» Task description
What lines of the data hold the string "playing"? Pull each one out.

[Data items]
+++
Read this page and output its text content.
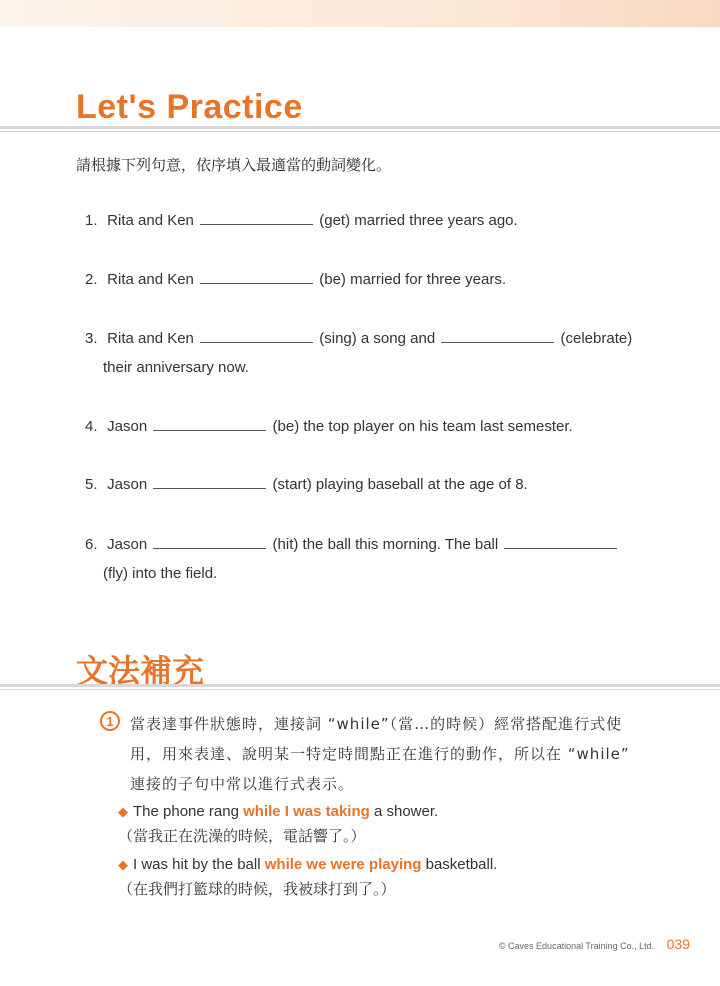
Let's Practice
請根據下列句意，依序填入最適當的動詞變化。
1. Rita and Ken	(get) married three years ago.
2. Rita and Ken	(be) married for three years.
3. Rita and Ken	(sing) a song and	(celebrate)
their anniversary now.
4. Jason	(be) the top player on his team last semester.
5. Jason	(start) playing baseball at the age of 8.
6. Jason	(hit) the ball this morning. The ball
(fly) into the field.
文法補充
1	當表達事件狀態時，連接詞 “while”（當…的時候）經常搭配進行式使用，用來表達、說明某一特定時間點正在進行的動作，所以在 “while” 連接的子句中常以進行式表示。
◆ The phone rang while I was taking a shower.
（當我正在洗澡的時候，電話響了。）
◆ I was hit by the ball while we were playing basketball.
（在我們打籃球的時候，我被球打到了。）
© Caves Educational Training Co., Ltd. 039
+++
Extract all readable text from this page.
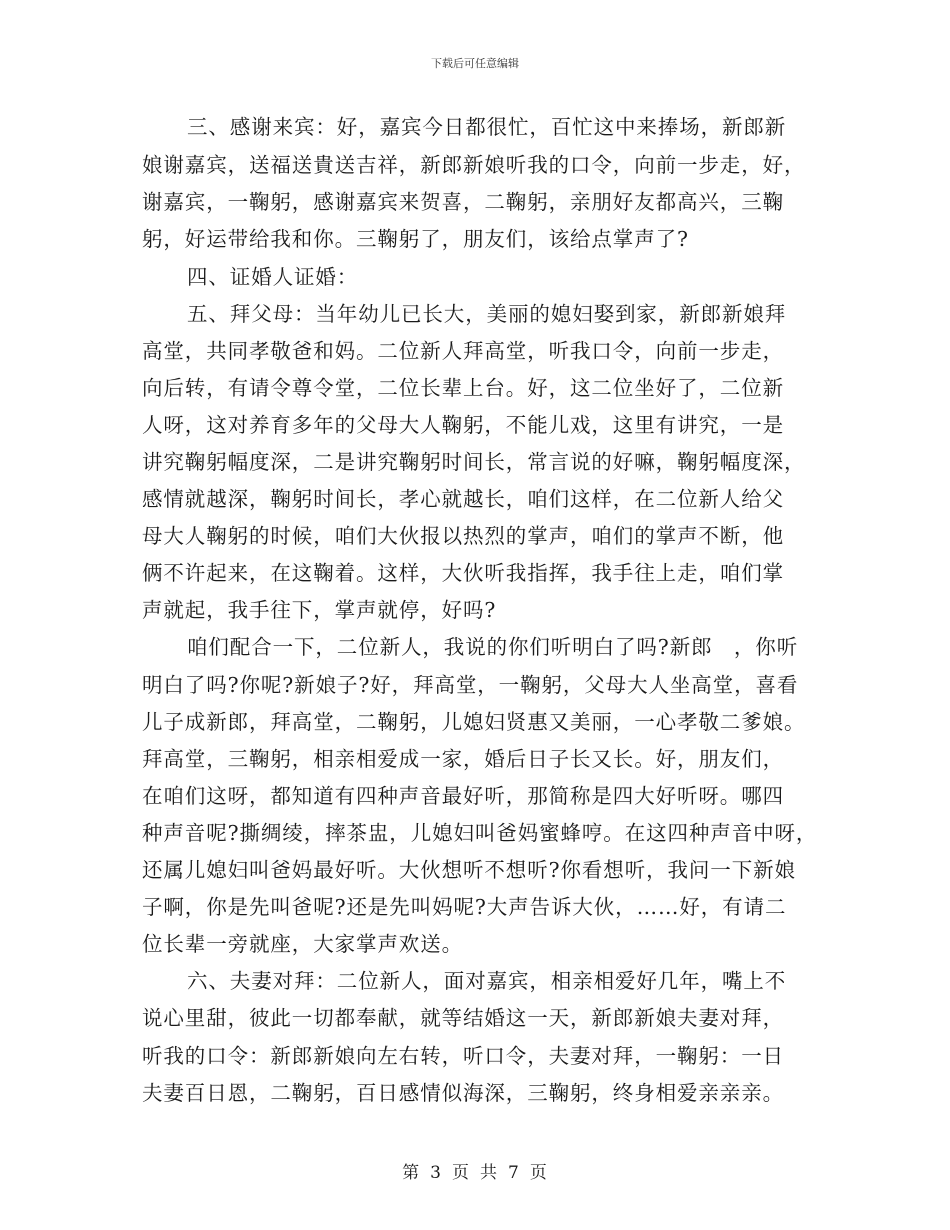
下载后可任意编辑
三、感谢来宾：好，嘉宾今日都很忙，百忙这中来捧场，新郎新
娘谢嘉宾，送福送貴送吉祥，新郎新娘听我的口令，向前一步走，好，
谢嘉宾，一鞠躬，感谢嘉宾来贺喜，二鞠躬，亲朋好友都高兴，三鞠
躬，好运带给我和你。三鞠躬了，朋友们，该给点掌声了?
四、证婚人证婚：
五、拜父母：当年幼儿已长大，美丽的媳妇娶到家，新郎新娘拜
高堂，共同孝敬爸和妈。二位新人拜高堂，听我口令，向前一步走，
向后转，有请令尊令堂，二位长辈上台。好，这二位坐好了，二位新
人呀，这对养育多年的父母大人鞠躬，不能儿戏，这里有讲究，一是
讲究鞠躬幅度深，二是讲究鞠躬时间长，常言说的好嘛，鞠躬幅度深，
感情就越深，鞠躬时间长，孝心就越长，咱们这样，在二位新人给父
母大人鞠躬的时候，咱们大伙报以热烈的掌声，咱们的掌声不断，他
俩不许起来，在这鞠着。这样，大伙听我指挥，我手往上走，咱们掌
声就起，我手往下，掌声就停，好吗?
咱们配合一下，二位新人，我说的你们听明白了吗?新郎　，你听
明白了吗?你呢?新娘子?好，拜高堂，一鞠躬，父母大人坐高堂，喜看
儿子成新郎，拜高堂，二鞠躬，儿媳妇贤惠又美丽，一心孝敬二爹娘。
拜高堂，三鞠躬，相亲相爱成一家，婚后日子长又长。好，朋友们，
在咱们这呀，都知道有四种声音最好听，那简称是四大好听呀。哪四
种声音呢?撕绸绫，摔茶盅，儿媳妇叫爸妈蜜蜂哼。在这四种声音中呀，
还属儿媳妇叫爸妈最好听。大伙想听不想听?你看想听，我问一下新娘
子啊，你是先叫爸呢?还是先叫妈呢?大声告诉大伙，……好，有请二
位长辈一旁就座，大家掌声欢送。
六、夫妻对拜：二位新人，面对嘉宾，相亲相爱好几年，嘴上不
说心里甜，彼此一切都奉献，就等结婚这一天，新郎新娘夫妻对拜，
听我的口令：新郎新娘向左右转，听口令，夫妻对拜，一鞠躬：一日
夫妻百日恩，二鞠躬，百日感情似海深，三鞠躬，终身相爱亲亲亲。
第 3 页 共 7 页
+++
» Expected output
5. Jason	(start) playing baseball at the age of 8.
◆ I was hit by the ball while we were playing basketball.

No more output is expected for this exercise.